▶ _AIM_
Which lines in the records below contain the word "AMERICA"? Copy each one out.

──────── GIVEN INFORMATION ────────

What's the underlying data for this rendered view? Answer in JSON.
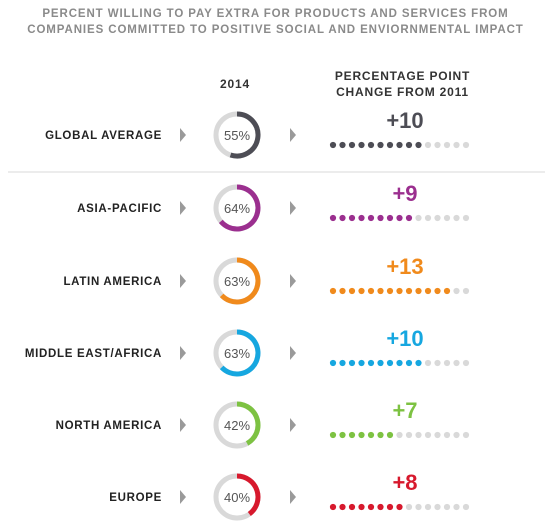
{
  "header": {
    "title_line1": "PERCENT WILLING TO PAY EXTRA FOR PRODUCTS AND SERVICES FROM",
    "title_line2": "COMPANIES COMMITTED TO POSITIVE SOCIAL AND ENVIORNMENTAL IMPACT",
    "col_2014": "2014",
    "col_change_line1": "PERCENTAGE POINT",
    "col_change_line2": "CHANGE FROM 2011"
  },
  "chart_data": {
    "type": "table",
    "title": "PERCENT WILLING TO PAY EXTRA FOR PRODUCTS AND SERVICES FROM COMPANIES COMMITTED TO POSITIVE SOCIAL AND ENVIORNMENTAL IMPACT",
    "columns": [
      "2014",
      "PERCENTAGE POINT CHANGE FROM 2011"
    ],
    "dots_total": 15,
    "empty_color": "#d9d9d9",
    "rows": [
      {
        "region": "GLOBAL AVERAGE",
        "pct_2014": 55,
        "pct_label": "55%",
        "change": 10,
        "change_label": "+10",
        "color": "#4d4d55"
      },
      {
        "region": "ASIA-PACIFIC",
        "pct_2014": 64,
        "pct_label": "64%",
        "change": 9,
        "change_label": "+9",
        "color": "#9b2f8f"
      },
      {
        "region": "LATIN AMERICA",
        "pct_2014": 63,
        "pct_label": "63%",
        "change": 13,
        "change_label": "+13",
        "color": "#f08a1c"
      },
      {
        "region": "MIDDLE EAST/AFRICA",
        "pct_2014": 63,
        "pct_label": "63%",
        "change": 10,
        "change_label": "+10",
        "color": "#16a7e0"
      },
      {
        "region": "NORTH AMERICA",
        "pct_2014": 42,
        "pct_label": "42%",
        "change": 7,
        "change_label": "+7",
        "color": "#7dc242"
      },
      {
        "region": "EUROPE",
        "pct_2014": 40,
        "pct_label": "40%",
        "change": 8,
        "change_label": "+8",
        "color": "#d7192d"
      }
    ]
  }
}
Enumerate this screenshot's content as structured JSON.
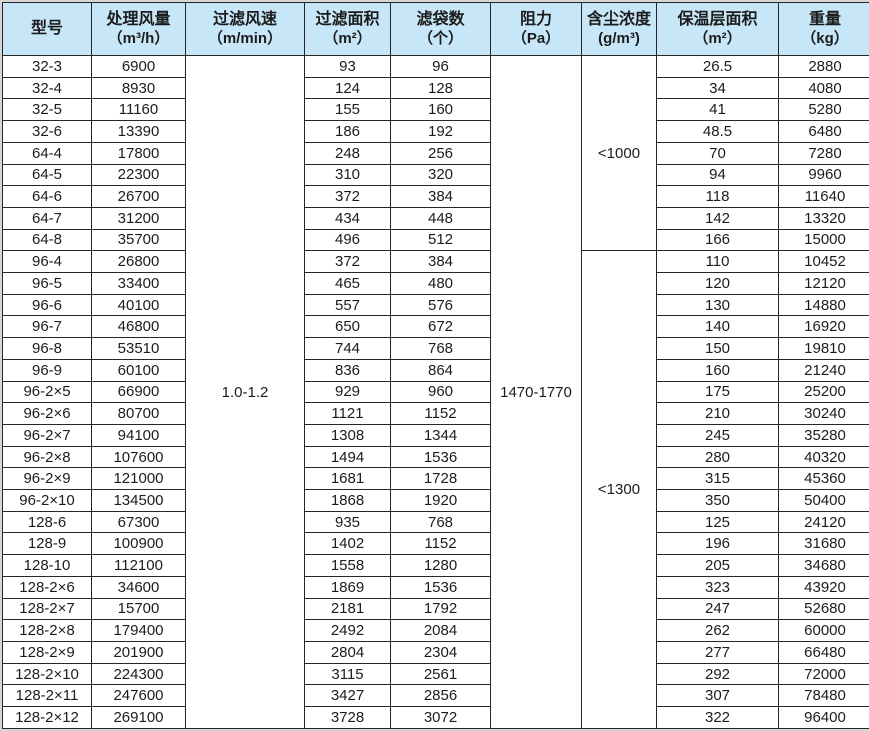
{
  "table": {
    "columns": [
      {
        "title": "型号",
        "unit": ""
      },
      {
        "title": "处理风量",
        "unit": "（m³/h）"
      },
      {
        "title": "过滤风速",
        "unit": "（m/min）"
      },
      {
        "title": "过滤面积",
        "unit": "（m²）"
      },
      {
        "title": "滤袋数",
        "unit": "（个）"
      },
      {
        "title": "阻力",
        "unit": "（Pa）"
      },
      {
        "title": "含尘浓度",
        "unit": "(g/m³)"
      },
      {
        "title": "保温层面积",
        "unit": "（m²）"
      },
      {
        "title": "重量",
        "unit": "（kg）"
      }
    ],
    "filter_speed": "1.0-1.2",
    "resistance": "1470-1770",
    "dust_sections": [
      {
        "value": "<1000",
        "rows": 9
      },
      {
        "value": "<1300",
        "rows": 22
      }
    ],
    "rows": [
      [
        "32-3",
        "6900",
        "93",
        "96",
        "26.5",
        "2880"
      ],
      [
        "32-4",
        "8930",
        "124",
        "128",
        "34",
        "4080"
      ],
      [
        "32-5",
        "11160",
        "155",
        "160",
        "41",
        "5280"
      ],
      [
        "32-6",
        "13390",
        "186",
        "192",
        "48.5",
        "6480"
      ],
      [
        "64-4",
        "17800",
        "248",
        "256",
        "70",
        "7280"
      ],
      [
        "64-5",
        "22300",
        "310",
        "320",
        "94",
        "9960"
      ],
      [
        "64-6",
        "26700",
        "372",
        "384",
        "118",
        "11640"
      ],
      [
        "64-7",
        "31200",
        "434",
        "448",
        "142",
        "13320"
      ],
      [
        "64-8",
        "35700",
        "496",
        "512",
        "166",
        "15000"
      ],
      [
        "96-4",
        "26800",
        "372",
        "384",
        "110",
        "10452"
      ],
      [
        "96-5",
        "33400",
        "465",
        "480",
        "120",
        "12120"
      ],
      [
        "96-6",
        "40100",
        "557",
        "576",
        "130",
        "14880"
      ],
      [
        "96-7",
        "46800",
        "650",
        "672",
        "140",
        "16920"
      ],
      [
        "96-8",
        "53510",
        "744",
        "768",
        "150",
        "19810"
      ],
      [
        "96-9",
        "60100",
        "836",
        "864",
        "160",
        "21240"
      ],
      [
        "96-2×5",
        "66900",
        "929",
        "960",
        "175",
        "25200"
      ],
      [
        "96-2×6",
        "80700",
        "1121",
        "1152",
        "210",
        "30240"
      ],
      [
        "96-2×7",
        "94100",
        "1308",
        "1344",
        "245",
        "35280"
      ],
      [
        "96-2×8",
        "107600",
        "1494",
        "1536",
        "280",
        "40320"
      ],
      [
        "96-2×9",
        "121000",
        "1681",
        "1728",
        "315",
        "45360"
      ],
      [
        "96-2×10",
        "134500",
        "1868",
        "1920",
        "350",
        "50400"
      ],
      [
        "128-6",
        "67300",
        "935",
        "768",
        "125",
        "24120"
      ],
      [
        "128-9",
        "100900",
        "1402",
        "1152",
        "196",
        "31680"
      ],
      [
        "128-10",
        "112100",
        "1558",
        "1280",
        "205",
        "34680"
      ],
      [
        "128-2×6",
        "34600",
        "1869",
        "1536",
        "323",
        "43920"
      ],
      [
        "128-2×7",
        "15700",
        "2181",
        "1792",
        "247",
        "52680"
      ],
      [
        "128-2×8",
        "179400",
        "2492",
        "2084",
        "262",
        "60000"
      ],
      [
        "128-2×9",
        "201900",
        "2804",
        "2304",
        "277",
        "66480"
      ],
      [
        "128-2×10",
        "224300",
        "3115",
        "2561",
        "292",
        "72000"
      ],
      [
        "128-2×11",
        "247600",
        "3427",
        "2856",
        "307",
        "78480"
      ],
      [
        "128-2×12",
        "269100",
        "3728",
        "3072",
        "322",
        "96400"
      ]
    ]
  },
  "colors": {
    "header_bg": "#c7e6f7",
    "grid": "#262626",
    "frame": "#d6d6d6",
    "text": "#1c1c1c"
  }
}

────────

▶ _TASK SOLUTION_
        "region": "LATIN AMERICA",
        "region": "NORTH AMERICA",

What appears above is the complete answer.